● Exercise task
Rewrite every one of the rows below as a numbered list, dropping any blank lines.
**** Record list
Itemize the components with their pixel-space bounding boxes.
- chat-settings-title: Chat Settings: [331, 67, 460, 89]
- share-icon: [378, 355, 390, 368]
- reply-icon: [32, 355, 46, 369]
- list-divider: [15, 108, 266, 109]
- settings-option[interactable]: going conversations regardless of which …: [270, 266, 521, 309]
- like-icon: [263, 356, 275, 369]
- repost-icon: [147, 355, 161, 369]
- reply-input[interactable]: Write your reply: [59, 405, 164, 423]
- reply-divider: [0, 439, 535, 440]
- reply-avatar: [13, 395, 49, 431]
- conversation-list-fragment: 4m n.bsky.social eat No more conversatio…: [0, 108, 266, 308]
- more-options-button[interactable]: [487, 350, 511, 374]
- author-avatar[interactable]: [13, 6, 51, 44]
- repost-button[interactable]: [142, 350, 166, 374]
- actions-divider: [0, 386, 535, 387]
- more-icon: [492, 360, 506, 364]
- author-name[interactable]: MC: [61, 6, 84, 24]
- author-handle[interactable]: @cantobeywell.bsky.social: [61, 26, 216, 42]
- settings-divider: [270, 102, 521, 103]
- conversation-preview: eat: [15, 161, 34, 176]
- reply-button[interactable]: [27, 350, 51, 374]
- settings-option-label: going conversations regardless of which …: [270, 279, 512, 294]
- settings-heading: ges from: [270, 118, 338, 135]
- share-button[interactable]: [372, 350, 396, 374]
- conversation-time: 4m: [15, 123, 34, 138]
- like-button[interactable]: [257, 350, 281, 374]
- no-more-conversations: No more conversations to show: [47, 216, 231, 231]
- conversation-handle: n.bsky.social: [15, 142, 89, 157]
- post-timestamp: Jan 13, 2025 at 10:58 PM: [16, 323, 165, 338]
********
● Finished exercise
1. Itemize the components with their pixel-space bounding boxes.
2. - chat-settings-title: Chat Settings: [331, 67, 460, 89]
3. - share-icon: [378, 355, 390, 368]
4. - reply-icon: [32, 355, 46, 369]
5. - list-divider: [15, 108, 266, 109]
6. - settings-option[interactable]: going conversations regardless of which …: [270, 266, 521, 309]
7. - like-icon: [263, 356, 275, 369]
8. - repost-icon: [147, 355, 161, 369]
9. - reply-input[interactable]: Write your reply: [59, 405, 164, 423]
10. - reply-divider: [0, 439, 535, 440]
11. - reply-avatar: [13, 395, 49, 431]
12. - conversation-list-fragment: 4m n.bsky.social eat No more conversatio…: [0, 108, 266, 308]
13. - more-options-button[interactable]: [487, 350, 511, 374]
14. - author-avatar[interactable]: [13, 6, 51, 44]
15. - repost-button[interactable]: [142, 350, 166, 374]
16. - actions-divider: [0, 386, 535, 387]
17. - more-icon: [492, 360, 506, 364]
18. - author-name[interactable]: MC: [61, 6, 84, 24]
19. - author-handle[interactable]: @cantobeywell.bsky.social: [61, 26, 216, 42]
20. - settings-divider: [270, 102, 521, 103]
21. - conversation-preview: eat: [15, 161, 34, 176]
22. - reply-button[interactable]: [27, 350, 51, 374]
23. - settings-option-label: going conversations regardless of which …: [270, 279, 512, 294]
24. - settings-heading: ges from: [270, 118, 338, 135]
25. - share-button[interactable]: [372, 350, 396, 374]
26. - conversation-time: 4m: [15, 123, 34, 138]
27. - like-button[interactable]: [257, 350, 281, 374]
28. - no-more-conversations: No more conversations to show: [47, 216, 231, 231]
29. - conversation-handle: n.bsky.social: [15, 142, 89, 157]
30. - post-timestamp: Jan 13, 2025 at 10:58 PM: [16, 323, 165, 338]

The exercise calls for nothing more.